Problem description -
With no line omitted, restate the records below exactly as they appear.

Data for the task -
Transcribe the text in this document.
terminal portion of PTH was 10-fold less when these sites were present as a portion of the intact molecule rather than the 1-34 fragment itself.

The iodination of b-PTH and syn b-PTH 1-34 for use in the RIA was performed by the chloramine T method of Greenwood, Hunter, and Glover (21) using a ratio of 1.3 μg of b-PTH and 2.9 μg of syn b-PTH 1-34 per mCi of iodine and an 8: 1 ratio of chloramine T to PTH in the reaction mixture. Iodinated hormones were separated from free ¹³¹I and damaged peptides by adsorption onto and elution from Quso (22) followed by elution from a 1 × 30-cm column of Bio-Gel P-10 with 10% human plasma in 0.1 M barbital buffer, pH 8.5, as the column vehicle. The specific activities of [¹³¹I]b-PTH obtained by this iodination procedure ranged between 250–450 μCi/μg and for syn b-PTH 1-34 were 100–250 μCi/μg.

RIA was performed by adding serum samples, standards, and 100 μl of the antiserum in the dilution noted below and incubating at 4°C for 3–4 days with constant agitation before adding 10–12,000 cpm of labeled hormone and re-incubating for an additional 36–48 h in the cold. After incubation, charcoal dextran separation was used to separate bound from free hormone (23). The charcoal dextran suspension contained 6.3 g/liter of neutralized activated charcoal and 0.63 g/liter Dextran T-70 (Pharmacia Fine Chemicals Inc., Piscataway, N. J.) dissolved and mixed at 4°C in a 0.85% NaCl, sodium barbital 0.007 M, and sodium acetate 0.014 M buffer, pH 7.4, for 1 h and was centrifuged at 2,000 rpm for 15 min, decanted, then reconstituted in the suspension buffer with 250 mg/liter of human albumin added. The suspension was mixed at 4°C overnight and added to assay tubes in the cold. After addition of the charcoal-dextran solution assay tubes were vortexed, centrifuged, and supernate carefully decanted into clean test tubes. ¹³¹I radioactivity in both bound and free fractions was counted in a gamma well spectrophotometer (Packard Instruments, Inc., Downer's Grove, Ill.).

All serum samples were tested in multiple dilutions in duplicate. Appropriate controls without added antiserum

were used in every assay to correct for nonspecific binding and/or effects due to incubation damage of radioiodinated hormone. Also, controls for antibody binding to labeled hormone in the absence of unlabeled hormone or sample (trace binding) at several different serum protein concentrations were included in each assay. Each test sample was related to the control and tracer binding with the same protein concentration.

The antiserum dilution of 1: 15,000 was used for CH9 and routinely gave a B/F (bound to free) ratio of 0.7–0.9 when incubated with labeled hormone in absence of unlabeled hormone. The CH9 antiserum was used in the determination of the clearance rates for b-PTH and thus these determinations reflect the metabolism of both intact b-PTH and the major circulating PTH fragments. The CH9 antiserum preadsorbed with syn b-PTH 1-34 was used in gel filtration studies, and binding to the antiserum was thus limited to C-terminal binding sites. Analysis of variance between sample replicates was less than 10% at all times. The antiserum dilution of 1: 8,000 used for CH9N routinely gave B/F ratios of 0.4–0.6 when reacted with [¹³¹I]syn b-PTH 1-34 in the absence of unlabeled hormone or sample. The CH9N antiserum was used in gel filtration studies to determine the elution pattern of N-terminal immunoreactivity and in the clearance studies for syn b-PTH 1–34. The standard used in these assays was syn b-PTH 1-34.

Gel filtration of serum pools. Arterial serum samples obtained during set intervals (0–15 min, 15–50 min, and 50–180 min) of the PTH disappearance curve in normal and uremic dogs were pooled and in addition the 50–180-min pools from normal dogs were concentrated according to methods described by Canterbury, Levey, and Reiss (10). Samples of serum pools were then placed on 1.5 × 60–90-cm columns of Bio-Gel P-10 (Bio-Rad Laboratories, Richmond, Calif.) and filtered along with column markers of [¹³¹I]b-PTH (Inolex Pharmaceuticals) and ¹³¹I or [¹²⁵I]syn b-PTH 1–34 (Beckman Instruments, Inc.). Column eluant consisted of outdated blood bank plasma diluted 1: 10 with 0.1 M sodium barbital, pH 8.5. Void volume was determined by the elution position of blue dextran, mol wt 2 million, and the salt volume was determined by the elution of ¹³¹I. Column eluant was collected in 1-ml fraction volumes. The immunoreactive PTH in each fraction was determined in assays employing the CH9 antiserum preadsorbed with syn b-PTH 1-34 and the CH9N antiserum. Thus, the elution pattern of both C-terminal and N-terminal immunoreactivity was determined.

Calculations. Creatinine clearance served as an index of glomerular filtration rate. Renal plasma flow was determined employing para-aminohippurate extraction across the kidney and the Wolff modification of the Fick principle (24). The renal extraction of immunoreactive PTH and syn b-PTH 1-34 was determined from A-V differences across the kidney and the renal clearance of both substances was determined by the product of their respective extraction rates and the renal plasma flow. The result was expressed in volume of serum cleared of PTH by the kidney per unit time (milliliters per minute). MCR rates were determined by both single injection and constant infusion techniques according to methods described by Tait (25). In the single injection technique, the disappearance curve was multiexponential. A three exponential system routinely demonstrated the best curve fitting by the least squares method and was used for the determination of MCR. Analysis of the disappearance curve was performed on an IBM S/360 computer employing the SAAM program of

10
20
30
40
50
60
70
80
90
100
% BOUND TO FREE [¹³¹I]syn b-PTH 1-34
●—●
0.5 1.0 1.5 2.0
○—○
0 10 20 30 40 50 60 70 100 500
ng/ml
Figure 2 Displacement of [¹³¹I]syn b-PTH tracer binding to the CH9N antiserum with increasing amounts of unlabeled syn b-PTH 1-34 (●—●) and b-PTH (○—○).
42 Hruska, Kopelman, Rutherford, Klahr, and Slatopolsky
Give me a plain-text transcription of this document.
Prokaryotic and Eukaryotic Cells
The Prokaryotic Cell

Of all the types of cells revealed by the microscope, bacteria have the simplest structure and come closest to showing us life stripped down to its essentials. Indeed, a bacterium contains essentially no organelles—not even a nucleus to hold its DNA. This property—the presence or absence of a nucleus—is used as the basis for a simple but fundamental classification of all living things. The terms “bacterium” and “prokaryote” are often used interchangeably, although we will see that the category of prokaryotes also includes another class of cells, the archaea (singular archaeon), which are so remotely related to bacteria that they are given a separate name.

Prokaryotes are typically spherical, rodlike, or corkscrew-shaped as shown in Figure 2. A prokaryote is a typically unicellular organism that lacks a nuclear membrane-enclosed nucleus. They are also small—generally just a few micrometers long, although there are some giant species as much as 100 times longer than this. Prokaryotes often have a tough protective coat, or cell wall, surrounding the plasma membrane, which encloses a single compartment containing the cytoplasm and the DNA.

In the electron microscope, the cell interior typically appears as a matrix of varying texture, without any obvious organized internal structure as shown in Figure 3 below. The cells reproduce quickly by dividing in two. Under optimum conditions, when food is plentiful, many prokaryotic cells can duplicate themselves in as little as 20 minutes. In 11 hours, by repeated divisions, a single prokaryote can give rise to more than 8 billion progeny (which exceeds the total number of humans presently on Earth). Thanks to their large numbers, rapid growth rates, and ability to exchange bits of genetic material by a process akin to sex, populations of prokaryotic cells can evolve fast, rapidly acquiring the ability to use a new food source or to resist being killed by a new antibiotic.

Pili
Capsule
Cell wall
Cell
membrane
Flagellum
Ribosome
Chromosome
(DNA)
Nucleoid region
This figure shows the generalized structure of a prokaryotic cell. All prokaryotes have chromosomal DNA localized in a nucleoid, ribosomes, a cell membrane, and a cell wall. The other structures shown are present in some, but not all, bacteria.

Response -
Transcribe the text in this document.
terminal portion of PTH was 10-fold less when these sites were present as a portion of the intact molecule rather than the 1-34 fragment itself.

The iodination of b-PTH and syn b-PTH 1-34 for use in the RIA was performed by the chloramine T method of Greenwood, Hunter, and Glover (21) using a ratio of 1.3 μg of b-PTH and 2.9 μg of syn b-PTH 1-34 per mCi of iodine and an 8: 1 ratio of chloramine T to PTH in the reaction mixture. Iodinated hormones were separated from free ¹³¹I and damaged peptides by adsorption onto and elution from Quso (22) followed by elution from a 1 × 30-cm column of Bio-Gel P-10 with 10% human plasma in 0.1 M barbital buffer, pH 8.5, as the column vehicle. The specific activities of [¹³¹I]b-PTH obtained by this iodination procedure ranged between 250–450 μCi/μg and for syn b-PTH 1-34 were 100–250 μCi/μg.

RIA was performed by adding serum samples, standards, and 100 μl of the antiserum in the dilution noted below and incubating at 4°C for 3–4 days with constant agitation before adding 10–12,000 cpm of labeled hormone and re-incubating for an additional 36–48 h in the cold. After incubation, charcoal dextran separation was used to separate bound from free hormone (23). The charcoal dextran suspension contained 6.3 g/liter of neutralized activated charcoal and 0.63 g/liter Dextran T-70 (Pharmacia Fine Chemicals Inc., Piscataway, N. J.) dissolved and mixed at 4°C in a 0.85% NaCl, sodium barbital 0.007 M, and sodium acetate 0.014 M buffer, pH 7.4, for 1 h and was centrifuged at 2,000 rpm for 15 min, decanted, then reconstituted in the suspension buffer with 250 mg/liter of human albumin added. The suspension was mixed at 4°C overnight and added to assay tubes in the cold. After addition of the charcoal-dextran solution assay tubes were vortexed, centrifuged, and supernate carefully decanted into clean test tubes. ¹³¹I radioactivity in both bound and free fractions was counted in a gamma well spectrophotometer (Packard Instruments, Inc., Downer's Grove, Ill.).

All serum samples were tested in multiple dilutions in duplicate. Appropriate controls without added antiserum

were used in every assay to correct for nonspecific binding and/or effects due to incubation damage of radioiodinated hormone. Also, controls for antibody binding to labeled hormone in the absence of unlabeled hormone or sample (trace binding) at several different serum protein concentrations were included in each assay. Each test sample was related to the control and tracer binding with the same protein concentration.

The antiserum dilution of 1: 15,000 was used for CH9 and routinely gave a B/F (bound to free) ratio of 0.7–0.9 when incubated with labeled hormone in absence of unlabeled hormone. The CH9 antiserum was used in the determination of the clearance rates for b-PTH and thus these determinations reflect the metabolism of both intact b-PTH and the major circulating PTH fragments. The CH9 antiserum preadsorbed with syn b-PTH 1-34 was used in gel filtration studies, and binding to the antiserum was thus limited to C-terminal binding sites. Analysis of variance between sample replicates was less than 10% at all times. The antiserum dilution of 1: 8,000 used for CH9N routinely gave B/F ratios of 0.4–0.6 when reacted with [¹³¹I]syn b-PTH 1-34 in the absence of unlabeled hormone or sample. The CH9N antiserum was used in gel filtration studies to determine the elution pattern of N-terminal immunoreactivity and in the clearance studies for syn b-PTH 1–34. The standard used in these assays was syn b-PTH 1-34.

Gel filtration of serum pools. Arterial serum samples obtained during set intervals (0–15 min, 15–50 min, and 50–180 min) of the PTH disappearance curve in normal and uremic dogs were pooled and in addition the 50–180-min pools from normal dogs were concentrated according to methods described by Canterbury, Levey, and Reiss (10). Samples of serum pools were then placed on 1.5 × 60–90-cm columns of Bio-Gel P-10 (Bio-Rad Laboratories, Richmond, Calif.) and filtered along with column markers of [¹³¹I]b-PTH (Inolex Pharmaceuticals) and ¹³¹I or [¹²⁵I]syn b-PTH 1–34 (Beckman Instruments, Inc.). Column eluant consisted of outdated blood bank plasma diluted 1: 10 with 0.1 M sodium barbital, pH 8.5. Void volume was determined by the elution position of blue dextran, mol wt 2 million, and the salt volume was determined by the elution of ¹³¹I. Column eluant was collected in 1-ml fraction volumes. The immunoreactive PTH in each fraction was determined in assays employing the CH9 antiserum preadsorbed with syn b-PTH 1-34 and the CH9N antiserum. Thus, the elution pattern of both C-terminal and N-terminal immunoreactivity was determined.

Calculations. Creatinine clearance served as an index of glomerular filtration rate. Renal plasma flow was determined employing para-aminohippurate extraction across the kidney and the Wolff modification of the Fick principle (24). The renal extraction of immunoreactive PTH and syn b-PTH 1-34 was determined from A-V differences across the kidney and the renal clearance of both substances was determined by the product of their respective extraction rates and the renal plasma flow. The result was expressed in volume of serum cleared of PTH by the kidney per unit time (milliliters per minute). MCR rates were determined by both single injection and constant infusion techniques according to methods described by Tait (25). In the single injection technique, the disappearance curve was multiexponential. A three exponential system routinely demonstrated the best curve fitting by the least squares method and was used for the determination of MCR. Analysis of the disappearance curve was performed on an IBM S/360 computer employing the SAAM program of

10
20
30
40
50
60
70
80
90
100
% BOUND TO FREE [¹³¹I]syn b-PTH 1-34
●—●
0.5 1.0 1.5 2.0
○—○
0 10 20 30 40 50 60 70 100 500
ng/ml
Figure 2 Displacement of [¹³¹I]syn b-PTH tracer binding to the CH9N antiserum with increasing amounts of unlabeled syn b-PTH 1-34 (●—●) and b-PTH (○—○).
42 Hruska, Kopelman, Rutherford, Klahr, and Slatopolsky
Give me a plain-text transcription of this document.
Prokaryotic and Eukaryotic Cells
The Prokaryotic Cell

Of all the types of cells revealed by the microscope, bacteria have the simplest structure and come closest to showing us life stripped down to its essentials. Indeed, a bacterium contains essentially no organelles—not even a nucleus to hold its DNA. This property—the presence or absence of a nucleus—is used as the basis for a simple but fundamental classification of all living things. The terms “bacterium” and “prokaryote” are often used interchangeably, although we will see that the category of prokaryotes also includes another class of cells, the archaea (singular archaeon), which are so remotely related to bacteria that they are given a separate name.

Prokaryotes are typically spherical, rodlike, or corkscrew-shaped as shown in Figure 2. A prokaryote is a typically unicellular organism that lacks a nuclear membrane-enclosed nucleus. They are also small—generally just a few micrometers long, although there are some giant species as much as 100 times longer than this. Prokaryotes often have a tough protective coat, or cell wall, surrounding the plasma membrane, which encloses a single compartment containing the cytoplasm and the DNA.

In the electron microscope, the cell interior typically appears as a matrix of varying texture, without any obvious organized internal structure as shown in Figure 3 below. The cells reproduce quickly by dividing in two. Under optimum conditions, when food is plentiful, many prokaryotic cells can duplicate themselves in as little as 20 minutes. In 11 hours, by repeated divisions, a single prokaryote can give rise to more than 8 billion progeny (which exceeds the total number of humans presently on Earth). Thanks to their large numbers, rapid growth rates, and ability to exchange bits of genetic material by a process akin to sex, populations of prokaryotic cells can evolve fast, rapidly acquiring the ability to use a new food source or to resist being killed by a new antibiotic.

Pili
Capsule
Cell wall
Cell
membrane
Flagellum
Ribosome
Chromosome
(DNA)
Nucleoid region
This figure shows the generalized structure of a prokaryotic cell. All prokaryotes have chromosomal DNA localized in a nucleoid, ribosomes, a cell membrane, and a cell wall. The other structures shown are present in some, but not all, bacteria.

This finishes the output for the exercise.